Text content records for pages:
= = = =

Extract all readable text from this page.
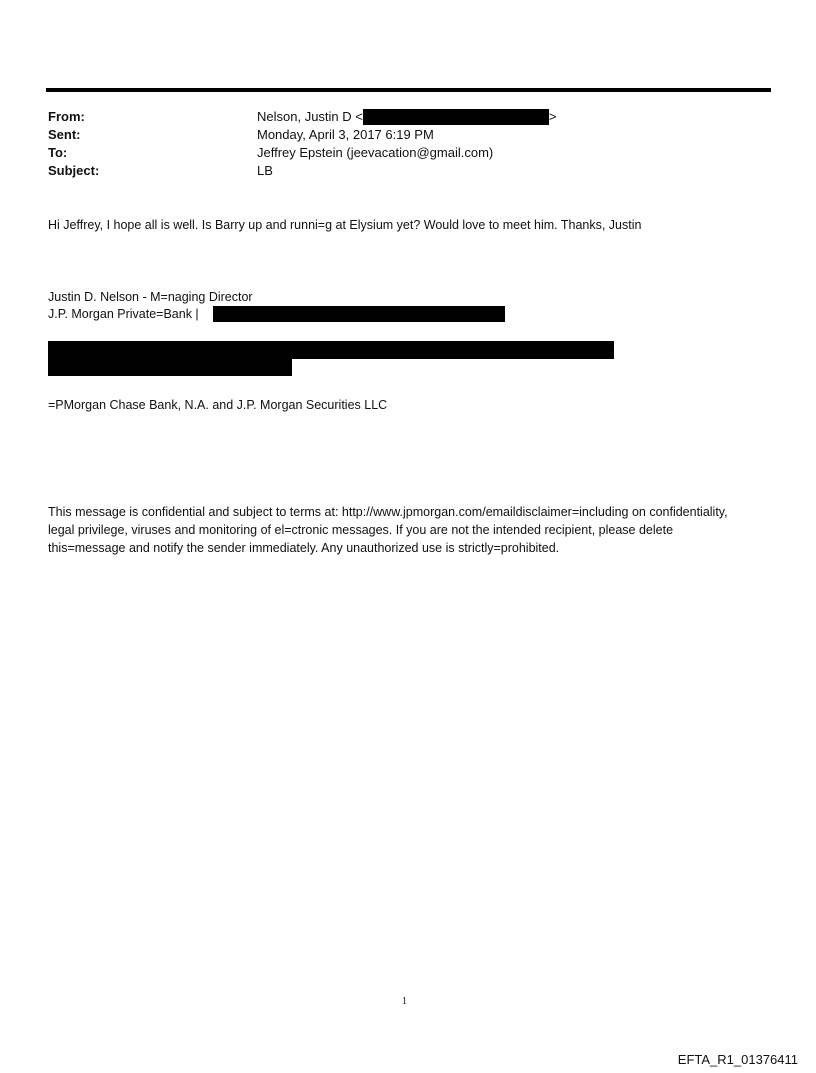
From:
Sent:
To:
Subject:
Nelson, Justin D <	>
Monday, April 3, 2017 6:19 PM
Jeffrey Epstein (jeevacation@gmail.com)
LB
Hi Jeffrey, I hope all is well. Is Barry up and runni=g at Elysium yet? Would love to meet him. Thanks, Justin
Justin D. Nelson - M=naging Director
J.P. Morgan Private=Bank |
=PMorgan Chase Bank, N.A. and J.P. Morgan Securities LLC
This message is confidential and subject to terms at: http://www.jpmorgan.com/emaildisclaimer=including on confidentiality, legal privilege, viruses and monitoring of el=ctronic messages. If you are not the intended recipient, please delete this=message and notify the sender immediately. Any unauthorized use is strictly=prohibited.
1
EFTA_R1_01376411
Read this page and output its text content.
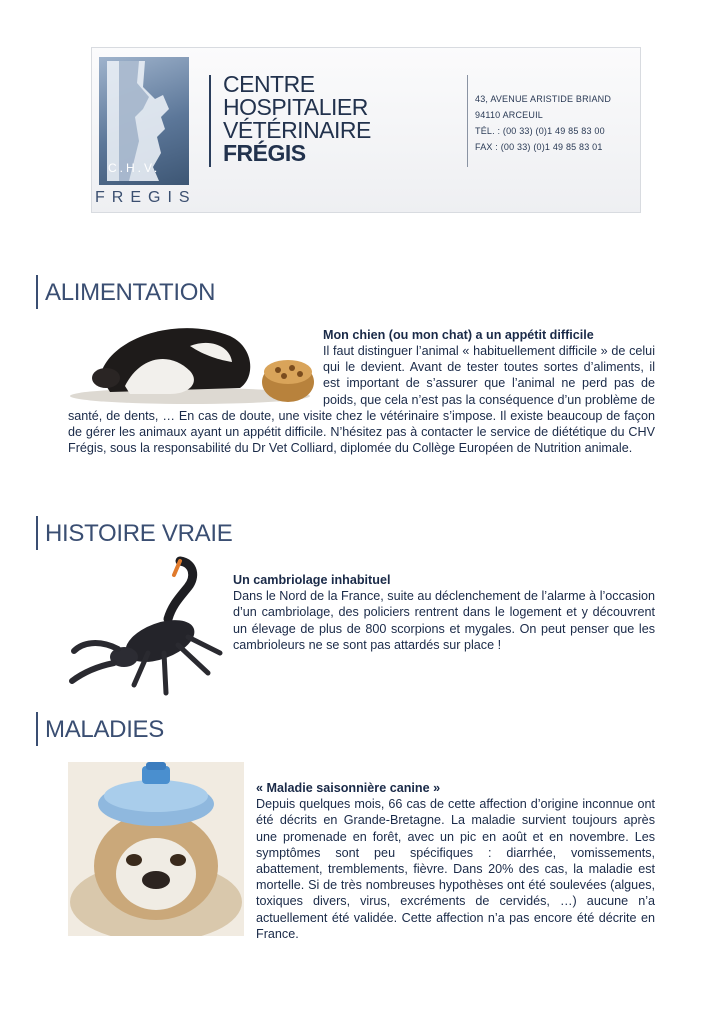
C.H.V.
FREGIS
CENTRE
HOSPITALIER
VÉTÉRINAIRE
FRÉGIS
43, AVENUE ARISTIDE BRIAND
94110 ARCEUIL
TÉL. : (00 33) (0)1 49 85 83 00
FAX : (00 33) (0)1 49 85 83 01
ALIMENTATION
Mon chien (ou mon chat) a un appétit difficile
Il faut distinguer l’animal « habituellement difficile » de celui qui le devient. Avant de tester toutes sortes d’aliments, il est important de s’assurer que l’animal ne perd pas de poids, que cela n’est pas la conséquence d’un problème de santé, de dents, … En cas de doute, une visite chez le vétérinaire s’impose. Il existe beaucoup de façon de gérer les animaux ayant un appétit difficile. N’hésitez pas à contacter le service de diététique du CHV Frégis, sous la responsabilité du Dr Vet Colliard, diplomée du Collège Européen de Nutrition animale.
HISTOIRE VRAIE
Un cambriolage inhabituel
Dans le Nord de la France, suite au déclenchement de l’alarme à l’occasion d’un cambriolage, des policiers rentrent dans le logement et y découvrent un élevage de plus de 800 scorpions et mygales. On peut penser que les cambrioleurs ne se sont pas attardés sur place !
MALADIES
« Maladie saisonnière canine »
Depuis quelques mois, 66 cas de cette affection d’origine inconnue ont été décrits en Grande-Bretagne. La maladie survient toujours après une promenade en forêt, avec un pic en août et en novembre. Les symptômes sont peu spécifiques : diarrhée, vomissements, abattement, tremblements, fièvre. Dans 20% des cas, la maladie est mortelle. Si de très nombreuses hypothèses ont été soulevées (algues, toxiques divers, virus, excréments de cervidés, …) aucune n’a actuellement été validée. Cette affection n’a pas encore été décrite en France.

= = = =

— Exercise aim —
Out of the records, collect only those lines that contain the string "Bank".

— Task response —
J.P. Morgan Private=Bank |
=PMorgan Chase Bank, N.A. and J.P. Morgan Securities LLC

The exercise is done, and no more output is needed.